WRITTEN EXERCISE: Beginning at the line containing "Read out every word on this page.", output every line to the end of the data below exactly as it appears.

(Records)
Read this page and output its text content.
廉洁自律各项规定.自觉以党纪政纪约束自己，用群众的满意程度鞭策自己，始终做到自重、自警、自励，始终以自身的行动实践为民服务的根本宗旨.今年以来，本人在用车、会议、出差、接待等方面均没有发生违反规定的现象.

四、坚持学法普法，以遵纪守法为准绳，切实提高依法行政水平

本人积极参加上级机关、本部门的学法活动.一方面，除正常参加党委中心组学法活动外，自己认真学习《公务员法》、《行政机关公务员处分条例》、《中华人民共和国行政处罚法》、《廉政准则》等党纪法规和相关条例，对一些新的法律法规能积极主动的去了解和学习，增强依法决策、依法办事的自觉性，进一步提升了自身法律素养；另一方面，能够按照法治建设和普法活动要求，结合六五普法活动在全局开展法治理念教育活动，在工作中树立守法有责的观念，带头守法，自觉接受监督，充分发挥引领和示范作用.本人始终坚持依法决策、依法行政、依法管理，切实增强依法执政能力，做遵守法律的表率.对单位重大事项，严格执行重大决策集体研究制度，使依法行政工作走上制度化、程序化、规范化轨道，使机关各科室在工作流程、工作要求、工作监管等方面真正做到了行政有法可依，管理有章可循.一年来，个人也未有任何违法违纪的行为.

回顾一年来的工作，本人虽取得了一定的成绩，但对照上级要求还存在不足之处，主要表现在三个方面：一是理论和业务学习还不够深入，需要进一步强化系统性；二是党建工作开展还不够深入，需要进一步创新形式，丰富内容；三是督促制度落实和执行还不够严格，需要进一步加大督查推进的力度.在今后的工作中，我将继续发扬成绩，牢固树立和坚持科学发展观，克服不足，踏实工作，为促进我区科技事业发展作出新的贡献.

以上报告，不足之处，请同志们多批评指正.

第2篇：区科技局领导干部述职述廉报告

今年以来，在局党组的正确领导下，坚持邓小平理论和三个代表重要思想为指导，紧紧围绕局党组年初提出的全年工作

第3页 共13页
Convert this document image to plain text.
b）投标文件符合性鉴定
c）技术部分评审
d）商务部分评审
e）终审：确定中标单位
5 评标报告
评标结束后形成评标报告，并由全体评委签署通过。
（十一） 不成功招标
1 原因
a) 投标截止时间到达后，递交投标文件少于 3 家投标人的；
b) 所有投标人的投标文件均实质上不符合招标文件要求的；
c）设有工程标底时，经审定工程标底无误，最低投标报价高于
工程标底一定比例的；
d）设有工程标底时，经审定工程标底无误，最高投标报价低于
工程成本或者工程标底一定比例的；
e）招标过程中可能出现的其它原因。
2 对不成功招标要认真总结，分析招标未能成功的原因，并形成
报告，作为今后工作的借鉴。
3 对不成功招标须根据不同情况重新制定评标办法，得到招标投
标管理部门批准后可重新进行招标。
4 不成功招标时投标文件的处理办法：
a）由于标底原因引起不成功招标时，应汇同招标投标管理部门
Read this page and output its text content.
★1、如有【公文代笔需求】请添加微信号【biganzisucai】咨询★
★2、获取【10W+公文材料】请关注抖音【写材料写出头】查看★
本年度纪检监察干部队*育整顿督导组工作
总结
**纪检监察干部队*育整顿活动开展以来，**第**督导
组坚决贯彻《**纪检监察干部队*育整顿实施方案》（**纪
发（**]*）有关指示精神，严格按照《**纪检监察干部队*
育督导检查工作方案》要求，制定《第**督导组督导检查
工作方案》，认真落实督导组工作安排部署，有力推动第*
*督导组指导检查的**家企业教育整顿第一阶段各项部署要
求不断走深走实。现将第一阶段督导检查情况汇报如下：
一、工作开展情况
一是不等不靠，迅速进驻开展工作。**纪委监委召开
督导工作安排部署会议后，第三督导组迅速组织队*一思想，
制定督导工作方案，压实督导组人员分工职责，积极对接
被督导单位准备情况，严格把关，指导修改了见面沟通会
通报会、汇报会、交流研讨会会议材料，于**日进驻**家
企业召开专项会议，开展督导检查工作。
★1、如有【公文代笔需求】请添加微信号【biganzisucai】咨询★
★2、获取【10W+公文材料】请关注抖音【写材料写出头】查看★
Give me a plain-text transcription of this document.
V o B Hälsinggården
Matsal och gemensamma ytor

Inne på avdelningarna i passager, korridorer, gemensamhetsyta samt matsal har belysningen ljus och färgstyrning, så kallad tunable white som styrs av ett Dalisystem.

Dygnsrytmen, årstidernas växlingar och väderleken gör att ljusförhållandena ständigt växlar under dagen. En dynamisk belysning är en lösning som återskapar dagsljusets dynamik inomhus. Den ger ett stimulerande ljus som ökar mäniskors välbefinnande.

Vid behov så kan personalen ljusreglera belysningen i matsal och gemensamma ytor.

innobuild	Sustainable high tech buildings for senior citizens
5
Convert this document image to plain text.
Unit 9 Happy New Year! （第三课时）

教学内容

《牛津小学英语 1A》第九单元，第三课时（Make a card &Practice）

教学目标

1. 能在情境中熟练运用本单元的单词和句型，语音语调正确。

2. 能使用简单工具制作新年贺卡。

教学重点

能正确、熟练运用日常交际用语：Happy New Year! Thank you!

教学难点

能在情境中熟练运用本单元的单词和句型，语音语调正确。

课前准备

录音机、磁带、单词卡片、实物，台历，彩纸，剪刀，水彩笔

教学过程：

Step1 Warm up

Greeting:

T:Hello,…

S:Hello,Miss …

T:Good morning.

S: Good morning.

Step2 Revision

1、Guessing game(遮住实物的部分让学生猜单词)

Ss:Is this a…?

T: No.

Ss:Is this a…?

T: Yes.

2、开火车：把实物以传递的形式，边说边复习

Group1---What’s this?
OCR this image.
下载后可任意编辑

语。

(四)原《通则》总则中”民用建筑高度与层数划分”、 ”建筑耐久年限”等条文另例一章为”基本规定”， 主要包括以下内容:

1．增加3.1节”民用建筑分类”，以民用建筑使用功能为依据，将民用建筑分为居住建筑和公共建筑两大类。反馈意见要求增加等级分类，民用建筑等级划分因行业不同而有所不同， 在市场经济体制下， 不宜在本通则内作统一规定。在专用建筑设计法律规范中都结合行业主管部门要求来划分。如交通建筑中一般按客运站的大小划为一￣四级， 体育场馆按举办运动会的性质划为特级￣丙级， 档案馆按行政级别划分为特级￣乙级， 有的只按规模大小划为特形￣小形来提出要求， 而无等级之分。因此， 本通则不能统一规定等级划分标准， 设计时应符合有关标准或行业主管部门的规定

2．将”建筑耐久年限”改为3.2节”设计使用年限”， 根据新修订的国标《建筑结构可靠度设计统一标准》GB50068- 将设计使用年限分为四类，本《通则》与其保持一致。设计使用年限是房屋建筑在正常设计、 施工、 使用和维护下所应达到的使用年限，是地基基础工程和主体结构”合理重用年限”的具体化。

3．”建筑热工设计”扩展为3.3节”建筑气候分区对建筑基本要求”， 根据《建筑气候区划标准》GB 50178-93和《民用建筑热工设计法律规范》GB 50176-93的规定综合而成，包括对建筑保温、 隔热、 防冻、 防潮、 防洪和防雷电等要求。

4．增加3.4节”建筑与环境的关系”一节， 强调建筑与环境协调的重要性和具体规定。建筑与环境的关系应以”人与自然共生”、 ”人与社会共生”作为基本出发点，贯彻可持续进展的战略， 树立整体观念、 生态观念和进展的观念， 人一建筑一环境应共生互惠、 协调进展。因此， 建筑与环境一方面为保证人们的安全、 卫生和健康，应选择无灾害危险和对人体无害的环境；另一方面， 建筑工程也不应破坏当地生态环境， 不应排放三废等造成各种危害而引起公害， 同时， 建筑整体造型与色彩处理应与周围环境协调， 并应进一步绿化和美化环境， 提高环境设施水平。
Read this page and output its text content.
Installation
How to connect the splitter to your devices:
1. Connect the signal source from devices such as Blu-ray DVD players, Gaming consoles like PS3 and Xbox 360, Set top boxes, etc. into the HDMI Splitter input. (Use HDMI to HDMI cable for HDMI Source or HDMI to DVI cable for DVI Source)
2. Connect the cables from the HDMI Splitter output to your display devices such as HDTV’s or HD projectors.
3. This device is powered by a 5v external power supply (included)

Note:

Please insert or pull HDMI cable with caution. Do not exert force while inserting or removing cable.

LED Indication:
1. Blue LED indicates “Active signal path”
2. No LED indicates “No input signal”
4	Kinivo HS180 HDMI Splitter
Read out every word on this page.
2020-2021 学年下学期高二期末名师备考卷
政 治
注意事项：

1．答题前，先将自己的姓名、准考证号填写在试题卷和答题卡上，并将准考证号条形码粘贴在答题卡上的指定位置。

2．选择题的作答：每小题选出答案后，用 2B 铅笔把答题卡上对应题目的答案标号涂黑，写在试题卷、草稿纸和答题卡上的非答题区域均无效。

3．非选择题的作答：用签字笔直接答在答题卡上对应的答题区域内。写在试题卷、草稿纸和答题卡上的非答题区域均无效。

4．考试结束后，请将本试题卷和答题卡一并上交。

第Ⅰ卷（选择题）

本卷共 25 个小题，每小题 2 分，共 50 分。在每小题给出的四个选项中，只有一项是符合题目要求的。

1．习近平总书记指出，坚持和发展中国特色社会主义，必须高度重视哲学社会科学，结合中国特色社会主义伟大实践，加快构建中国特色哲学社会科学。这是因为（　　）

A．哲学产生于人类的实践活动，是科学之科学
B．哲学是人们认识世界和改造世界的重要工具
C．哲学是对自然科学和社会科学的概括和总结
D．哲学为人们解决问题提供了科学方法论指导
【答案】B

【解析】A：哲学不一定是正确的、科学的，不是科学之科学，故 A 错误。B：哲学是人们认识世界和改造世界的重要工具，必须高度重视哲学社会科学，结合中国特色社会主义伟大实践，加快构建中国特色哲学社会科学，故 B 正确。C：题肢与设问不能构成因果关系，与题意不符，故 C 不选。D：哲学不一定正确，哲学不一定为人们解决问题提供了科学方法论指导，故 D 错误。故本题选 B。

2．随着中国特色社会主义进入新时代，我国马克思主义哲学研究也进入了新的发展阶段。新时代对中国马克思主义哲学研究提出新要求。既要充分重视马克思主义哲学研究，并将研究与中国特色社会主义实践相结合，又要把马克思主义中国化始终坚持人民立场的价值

EXPECTED OUTPUT:
Read out every word on this page.
2020-2021 学年下学期高二期末名师备考卷
政 治
注意事项：

1．答题前，先将自己的姓名、准考证号填写在试题卷和答题卡上，并将准考证号条形码粘贴在答题卡上的指定位置。

2．选择题的作答：每小题选出答案后，用 2B 铅笔把答题卡上对应题目的答案标号涂黑，写在试题卷、草稿纸和答题卡上的非答题区域均无效。

3．非选择题的作答：用签字笔直接答在答题卡上对应的答题区域内。写在试题卷、草稿纸和答题卡上的非答题区域均无效。

4．考试结束后，请将本试题卷和答题卡一并上交。

第Ⅰ卷（选择题）

本卷共 25 个小题，每小题 2 分，共 50 分。在每小题给出的四个选项中，只有一项是符合题目要求的。

1．习近平总书记指出，坚持和发展中国特色社会主义，必须高度重视哲学社会科学，结合中国特色社会主义伟大实践，加快构建中国特色哲学社会科学。这是因为（　　）

A．哲学产生于人类的实践活动，是科学之科学
B．哲学是人们认识世界和改造世界的重要工具
C．哲学是对自然科学和社会科学的概括和总结
D．哲学为人们解决问题提供了科学方法论指导
【答案】B

【解析】A：哲学不一定是正确的、科学的，不是科学之科学，故 A 错误。B：哲学是人们认识世界和改造世界的重要工具，必须高度重视哲学社会科学，结合中国特色社会主义伟大实践，加快构建中国特色哲学社会科学，故 B 正确。C：题肢与设问不能构成因果关系，与题意不符，故 C 不选。D：哲学不一定正确，哲学不一定为人们解决问题提供了科学方法论指导，故 D 错误。故本题选 B。

2．随着中国特色社会主义进入新时代，我国马克思主义哲学研究也进入了新的发展阶段。新时代对中国马克思主义哲学研究提出新要求。既要充分重视马克思主义哲学研究，并将研究与中国特色社会主义实践相结合，又要把马克思主义中国化始终坚持人民立场的价值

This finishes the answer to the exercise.